### Work task
From the entries that follow, extract each line holding the string "JSON".

### Information supplied
/---

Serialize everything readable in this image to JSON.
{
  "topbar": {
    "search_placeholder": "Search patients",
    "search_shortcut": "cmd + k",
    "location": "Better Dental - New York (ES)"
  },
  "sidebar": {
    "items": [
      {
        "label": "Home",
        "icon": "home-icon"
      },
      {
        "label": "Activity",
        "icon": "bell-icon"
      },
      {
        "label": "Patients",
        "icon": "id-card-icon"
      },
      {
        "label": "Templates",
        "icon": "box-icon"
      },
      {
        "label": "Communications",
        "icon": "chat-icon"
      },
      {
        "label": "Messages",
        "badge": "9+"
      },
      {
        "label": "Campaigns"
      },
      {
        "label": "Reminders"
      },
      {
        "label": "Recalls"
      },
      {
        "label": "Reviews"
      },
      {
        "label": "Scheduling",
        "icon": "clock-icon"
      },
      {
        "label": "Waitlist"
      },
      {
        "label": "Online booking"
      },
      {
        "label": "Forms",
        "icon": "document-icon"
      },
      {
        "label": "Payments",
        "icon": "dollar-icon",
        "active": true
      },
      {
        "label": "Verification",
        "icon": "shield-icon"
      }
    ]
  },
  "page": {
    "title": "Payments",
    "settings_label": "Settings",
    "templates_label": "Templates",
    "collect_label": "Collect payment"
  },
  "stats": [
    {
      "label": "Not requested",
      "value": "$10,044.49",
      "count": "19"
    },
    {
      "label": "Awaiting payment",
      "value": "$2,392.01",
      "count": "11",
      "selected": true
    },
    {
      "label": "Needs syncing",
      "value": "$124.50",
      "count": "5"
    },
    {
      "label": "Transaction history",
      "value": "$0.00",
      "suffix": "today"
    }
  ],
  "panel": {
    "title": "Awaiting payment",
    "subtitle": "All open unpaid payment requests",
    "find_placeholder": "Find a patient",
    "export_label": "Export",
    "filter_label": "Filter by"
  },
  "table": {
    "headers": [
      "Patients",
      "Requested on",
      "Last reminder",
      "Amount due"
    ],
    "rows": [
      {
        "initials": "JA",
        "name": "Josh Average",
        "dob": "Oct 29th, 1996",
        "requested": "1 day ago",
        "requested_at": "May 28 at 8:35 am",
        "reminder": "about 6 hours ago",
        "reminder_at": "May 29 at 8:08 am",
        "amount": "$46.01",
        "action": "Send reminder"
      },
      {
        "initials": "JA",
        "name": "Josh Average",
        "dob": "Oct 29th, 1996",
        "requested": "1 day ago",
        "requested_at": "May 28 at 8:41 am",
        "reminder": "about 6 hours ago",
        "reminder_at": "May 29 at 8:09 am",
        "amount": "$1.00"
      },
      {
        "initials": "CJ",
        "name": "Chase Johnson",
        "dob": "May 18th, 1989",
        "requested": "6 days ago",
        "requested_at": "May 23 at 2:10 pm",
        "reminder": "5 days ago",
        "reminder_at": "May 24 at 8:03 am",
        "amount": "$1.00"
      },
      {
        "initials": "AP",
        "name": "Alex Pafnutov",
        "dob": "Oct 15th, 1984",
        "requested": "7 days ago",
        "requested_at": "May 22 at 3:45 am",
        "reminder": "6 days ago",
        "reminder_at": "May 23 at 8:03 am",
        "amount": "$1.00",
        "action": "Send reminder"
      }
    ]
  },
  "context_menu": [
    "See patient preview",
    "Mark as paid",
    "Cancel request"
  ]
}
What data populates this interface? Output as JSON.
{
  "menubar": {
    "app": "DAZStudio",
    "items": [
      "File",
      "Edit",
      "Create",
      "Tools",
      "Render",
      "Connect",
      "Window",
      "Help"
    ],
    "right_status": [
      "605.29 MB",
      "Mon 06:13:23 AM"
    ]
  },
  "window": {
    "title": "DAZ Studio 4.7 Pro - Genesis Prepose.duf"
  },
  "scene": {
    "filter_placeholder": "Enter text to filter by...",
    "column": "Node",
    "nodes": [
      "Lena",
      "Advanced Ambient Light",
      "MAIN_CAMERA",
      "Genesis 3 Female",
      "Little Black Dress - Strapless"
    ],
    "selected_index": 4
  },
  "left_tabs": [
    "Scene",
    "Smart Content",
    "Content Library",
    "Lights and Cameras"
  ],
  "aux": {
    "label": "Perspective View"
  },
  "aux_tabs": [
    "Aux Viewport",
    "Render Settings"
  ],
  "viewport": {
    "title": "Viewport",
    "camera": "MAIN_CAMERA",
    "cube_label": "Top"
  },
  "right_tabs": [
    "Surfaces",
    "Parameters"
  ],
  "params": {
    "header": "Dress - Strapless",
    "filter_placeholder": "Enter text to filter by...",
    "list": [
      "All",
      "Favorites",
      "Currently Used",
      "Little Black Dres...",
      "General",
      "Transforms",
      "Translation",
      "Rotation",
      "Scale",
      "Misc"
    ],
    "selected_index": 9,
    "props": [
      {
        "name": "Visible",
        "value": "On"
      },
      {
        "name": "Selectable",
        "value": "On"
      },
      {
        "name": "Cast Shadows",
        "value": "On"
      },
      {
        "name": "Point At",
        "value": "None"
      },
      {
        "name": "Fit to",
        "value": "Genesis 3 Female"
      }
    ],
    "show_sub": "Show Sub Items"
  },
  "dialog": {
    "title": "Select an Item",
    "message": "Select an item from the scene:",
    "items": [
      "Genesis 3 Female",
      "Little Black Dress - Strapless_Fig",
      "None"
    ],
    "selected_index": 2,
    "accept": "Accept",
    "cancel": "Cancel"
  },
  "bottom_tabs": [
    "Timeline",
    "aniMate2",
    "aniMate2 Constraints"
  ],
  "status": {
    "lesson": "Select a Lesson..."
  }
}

\---

### Answer to this problem
Serialize everything readable in this image to JSON.
What data populates this interface? Output as JSON.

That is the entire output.